[Items listed in a dataset]
---+---
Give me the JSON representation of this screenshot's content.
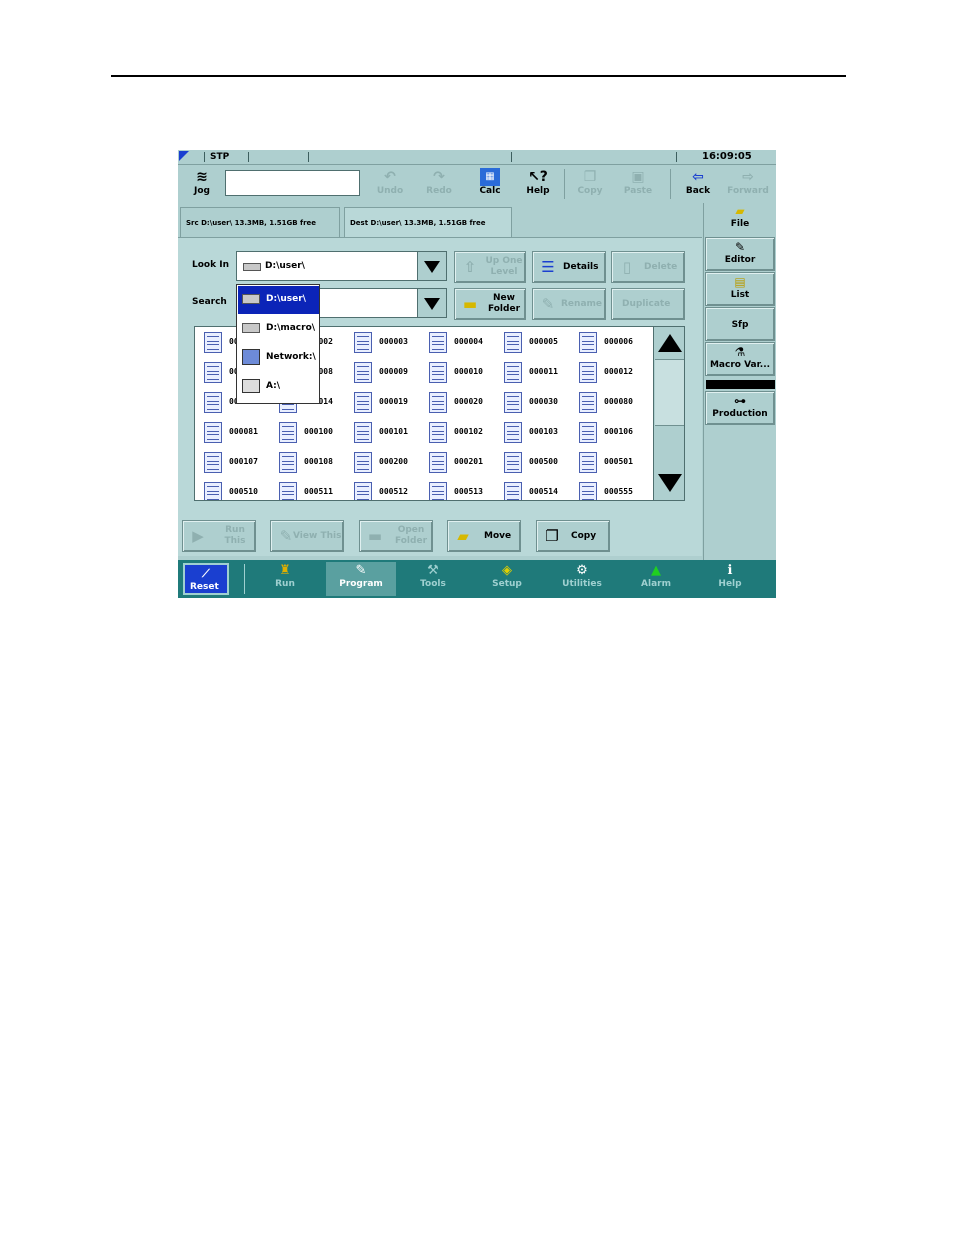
{
  "status_bar": {
    "mode": "STP",
    "time": "16:09:05"
  },
  "toolbar": {
    "jog_label": "Jog",
    "input_value": "",
    "undo": "Undo",
    "redo": "Redo",
    "calc": "Calc",
    "help": "Help",
    "copy": "Copy",
    "paste": "Paste",
    "back": "Back",
    "forward": "Forward"
  },
  "tabs": {
    "src": "Src D:\\user\\   13.3MB, 1.51GB free",
    "dest": "Dest D:\\user\\   13.3MB, 1.51GB free"
  },
  "look_in": {
    "label": "Look In",
    "value": "D:\\user\\"
  },
  "search": {
    "label": "Search",
    "value": ""
  },
  "buttons": {
    "up_one_level": "Up One Level",
    "details": "Details",
    "delete": "Delete",
    "new_folder": "New Folder",
    "rename": "Rename",
    "duplicate": "Duplicate"
  },
  "dropdown_items": [
    "D:\\user\\",
    "D:\\macro\\",
    "Network:\\",
    "A:\\"
  ],
  "files": [
    "000001",
    "000002",
    "000003",
    "000004",
    "000005",
    "000006",
    "000007",
    "000008",
    "000009",
    "000010",
    "000011",
    "000012",
    "000013",
    "000014",
    "000019",
    "000020",
    "000030",
    "000080",
    "000081",
    "000100",
    "000101",
    "000102",
    "000103",
    "000106",
    "000107",
    "000108",
    "000200",
    "000201",
    "000500",
    "000501",
    "000510",
    "000511",
    "000512",
    "000513",
    "000514",
    "000555"
  ],
  "bottom_buttons": {
    "run_this": "Run This",
    "view_this": "View This",
    "open_folder": "Open Folder",
    "move": "Move",
    "copy": "Copy"
  },
  "right_panel": {
    "file": "File",
    "editor": "Editor",
    "list": "List",
    "sfp": "Sfp",
    "macro_var": "Macro Var...",
    "production": "Production"
  },
  "nav": {
    "reset": "Reset",
    "run": "Run",
    "program": "Program",
    "tools": "Tools",
    "setup": "Setup",
    "utilities": "Utilities",
    "alarm": "Alarm",
    "help": "Help"
  },
  "colors": {
    "background": "#aecfcf",
    "nav_bar": "#1f7a7a",
    "selection": "#0b24b8",
    "reset": "#1a3fd0"
  }
}
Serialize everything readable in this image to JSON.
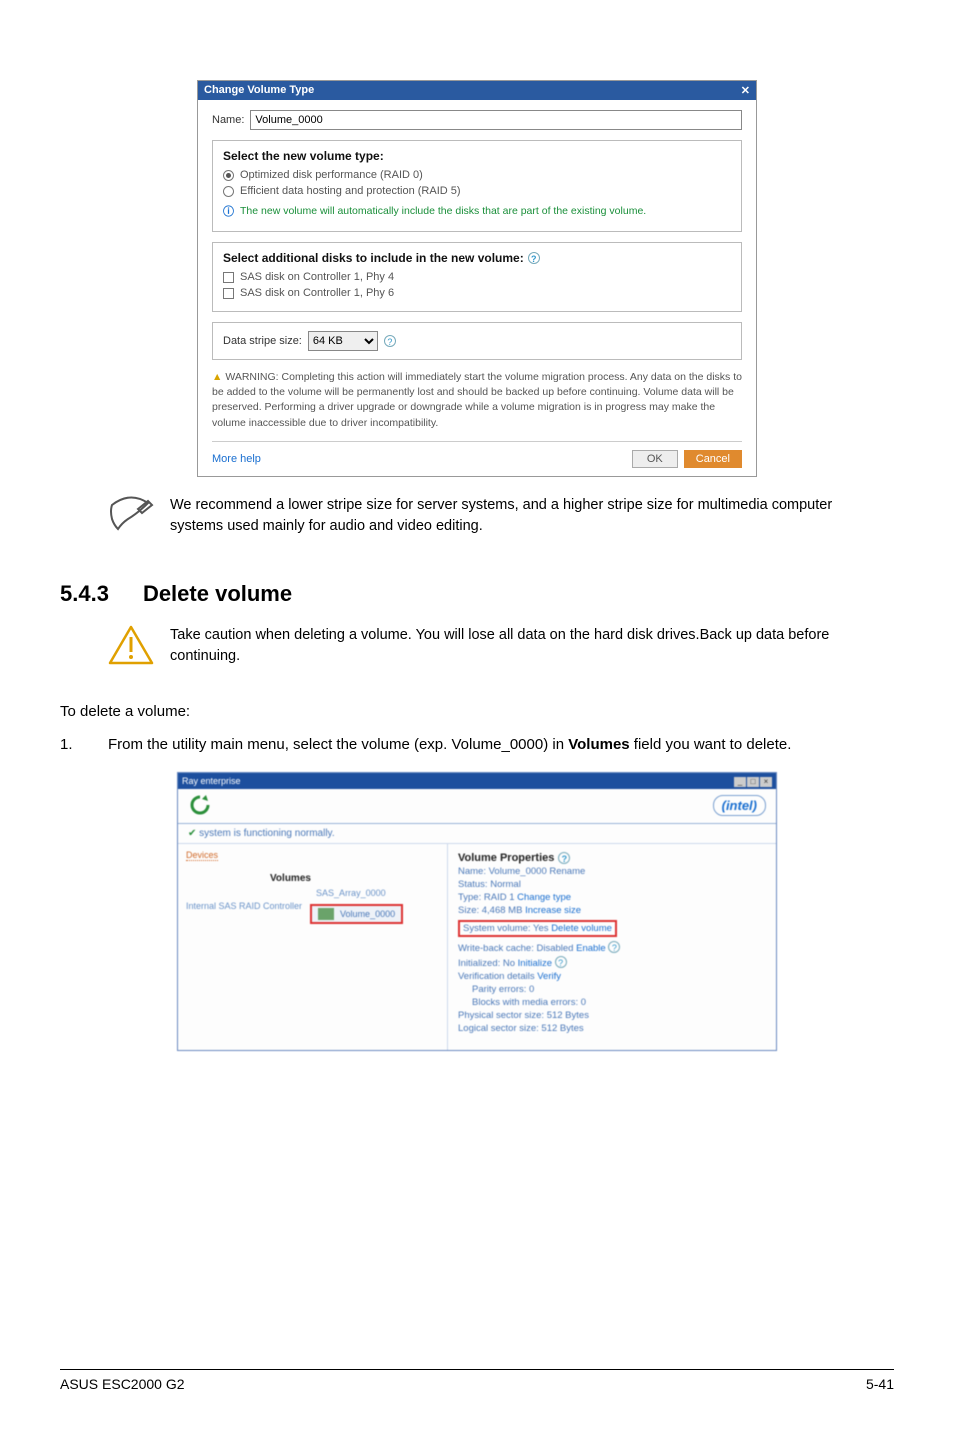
{
  "dialog1": {
    "title": "Change Volume Type",
    "name_label": "Name:",
    "name_value": "Volume_0000",
    "select_heading": "Select the new volume type:",
    "radio_optimized": "Optimized disk performance (RAID 0)",
    "radio_efficient": "Efficient data hosting and protection (RAID 5)",
    "info_note": "The new volume will automatically include the disks that are part of the existing volume.",
    "additional_heading": "Select additional disks to include in the new volume:",
    "chk_phy4": "SAS disk on Controller 1, Phy 4",
    "chk_phy6": "SAS disk on Controller 1, Phy 6",
    "stripe_label": "Data stripe size:",
    "stripe_value": "64 KB",
    "warning_text": "WARNING: Completing this action will immediately start the volume migration process. Any data on the disks to be added to the volume will be permanently lost and should be backed up before continuing. Volume data will be preserved. Performing a driver upgrade or downgrade while a volume migration is in progress may make the volume inaccessible due to driver incompatibility.",
    "more_help": "More help",
    "ok": "OK",
    "cancel": "Cancel"
  },
  "note1": "We recommend a lower stripe size for server systems, and a higher stripe size for multimedia computer systems used mainly for audio and video editing.",
  "section": {
    "num": "5.4.3",
    "title": "Delete volume"
  },
  "caution": "Take caution when deleting a volume. You will lose all data on the hard disk drives.Back up data before continuing.",
  "intro": "To delete a volume:",
  "step1_num": "1.",
  "step1_a": "From the utility main menu, select the volume (exp. Volume_0000) in ",
  "step1_b": "Volumes",
  "step1_c": " field you want to delete.",
  "dialog2": {
    "topbar": "Ray enterprise",
    "intel": "(intel)",
    "status": "system is functioning normally.",
    "devices": "Devices",
    "volumes_header": "Volumes",
    "controller": "Internal SAS RAID Controller",
    "array_label": "SAS_Array_0000",
    "vol_chip": "Volume_0000",
    "vp_title": "Volume Properties",
    "line_name": "Name: Volume_0000 Rename",
    "line_status": "Status: Normal",
    "line_type_a": "Type: RAID 1 ",
    "line_type_b": "Change type",
    "line_size_a": "Size: 4,468 MB ",
    "line_size_b": "Increase size",
    "line_sys_a": "System volume: Yes ",
    "line_sys_b": "Delete volume",
    "line_wb_a": "Write-back cache: Disabled ",
    "line_wb_b": "Enable",
    "line_init_a": "Initialized: No ",
    "line_init_b": "Initialize",
    "line_verif_a": "Verification details ",
    "line_verif_b": "Verify",
    "line_parity": "Parity errors: 0",
    "line_blocks": "Blocks with media errors: 0",
    "line_phys": "Physical sector size: 512 Bytes",
    "line_log": "Logical sector size: 512 Bytes"
  },
  "footer": {
    "left": "ASUS ESC2000 G2",
    "right": "5-41"
  }
}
---+---
- _STATED EXERCISE_:
Search the entries for "Change" and copy out each line that has it.

- _EXERCISE ANSWER_:
    "title": "Change Volume Type",
    "line_type_b": "Change type",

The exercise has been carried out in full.